Wherever the word "JSON" turns up in a line of the entries, copy that line.

_Data to use_.

•••

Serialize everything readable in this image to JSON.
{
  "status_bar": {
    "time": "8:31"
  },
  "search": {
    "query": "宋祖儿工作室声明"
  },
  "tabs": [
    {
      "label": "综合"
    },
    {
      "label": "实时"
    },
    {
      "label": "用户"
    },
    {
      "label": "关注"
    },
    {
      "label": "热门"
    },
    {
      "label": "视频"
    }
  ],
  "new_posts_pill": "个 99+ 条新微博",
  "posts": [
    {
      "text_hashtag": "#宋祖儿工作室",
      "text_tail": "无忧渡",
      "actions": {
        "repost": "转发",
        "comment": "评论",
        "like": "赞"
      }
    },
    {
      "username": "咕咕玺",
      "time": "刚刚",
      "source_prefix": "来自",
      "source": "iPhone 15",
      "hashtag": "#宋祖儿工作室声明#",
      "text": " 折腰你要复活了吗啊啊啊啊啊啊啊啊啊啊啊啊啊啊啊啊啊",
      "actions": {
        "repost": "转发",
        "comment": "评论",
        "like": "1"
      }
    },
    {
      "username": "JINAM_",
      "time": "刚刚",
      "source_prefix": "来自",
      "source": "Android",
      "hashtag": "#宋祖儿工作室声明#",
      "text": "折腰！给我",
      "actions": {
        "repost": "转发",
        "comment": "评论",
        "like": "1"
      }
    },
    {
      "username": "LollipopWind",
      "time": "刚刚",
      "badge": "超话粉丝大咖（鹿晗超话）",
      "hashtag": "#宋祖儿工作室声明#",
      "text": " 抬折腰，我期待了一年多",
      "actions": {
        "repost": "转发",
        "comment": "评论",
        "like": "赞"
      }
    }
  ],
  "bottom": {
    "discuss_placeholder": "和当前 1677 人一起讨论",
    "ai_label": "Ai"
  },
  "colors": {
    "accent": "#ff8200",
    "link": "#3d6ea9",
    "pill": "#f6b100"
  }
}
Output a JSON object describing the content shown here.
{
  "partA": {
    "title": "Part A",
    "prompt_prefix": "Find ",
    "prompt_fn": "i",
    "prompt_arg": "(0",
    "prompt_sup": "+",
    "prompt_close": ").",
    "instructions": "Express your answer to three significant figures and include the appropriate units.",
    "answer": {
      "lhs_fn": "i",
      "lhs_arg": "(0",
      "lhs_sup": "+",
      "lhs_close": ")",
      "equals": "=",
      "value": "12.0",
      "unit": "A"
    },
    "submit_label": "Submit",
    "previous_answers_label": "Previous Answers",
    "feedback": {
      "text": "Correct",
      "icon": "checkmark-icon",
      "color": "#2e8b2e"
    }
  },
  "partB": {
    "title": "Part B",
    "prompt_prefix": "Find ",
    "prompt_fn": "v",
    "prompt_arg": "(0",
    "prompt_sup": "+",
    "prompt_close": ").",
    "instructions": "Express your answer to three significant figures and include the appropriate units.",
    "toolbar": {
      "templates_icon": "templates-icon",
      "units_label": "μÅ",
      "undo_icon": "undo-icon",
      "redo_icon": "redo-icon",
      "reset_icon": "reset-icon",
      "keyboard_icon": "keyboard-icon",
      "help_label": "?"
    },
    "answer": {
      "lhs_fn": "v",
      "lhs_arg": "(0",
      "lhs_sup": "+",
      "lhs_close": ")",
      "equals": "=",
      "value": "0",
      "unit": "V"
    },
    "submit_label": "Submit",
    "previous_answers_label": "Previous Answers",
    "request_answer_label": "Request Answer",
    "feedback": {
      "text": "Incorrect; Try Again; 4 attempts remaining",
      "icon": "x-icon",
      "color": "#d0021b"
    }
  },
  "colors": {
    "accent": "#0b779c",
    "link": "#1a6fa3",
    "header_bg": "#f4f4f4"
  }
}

•••

_Result for this task_.
Serialize everything readable in this image to JSON.
Output a JSON object describing the content shown here.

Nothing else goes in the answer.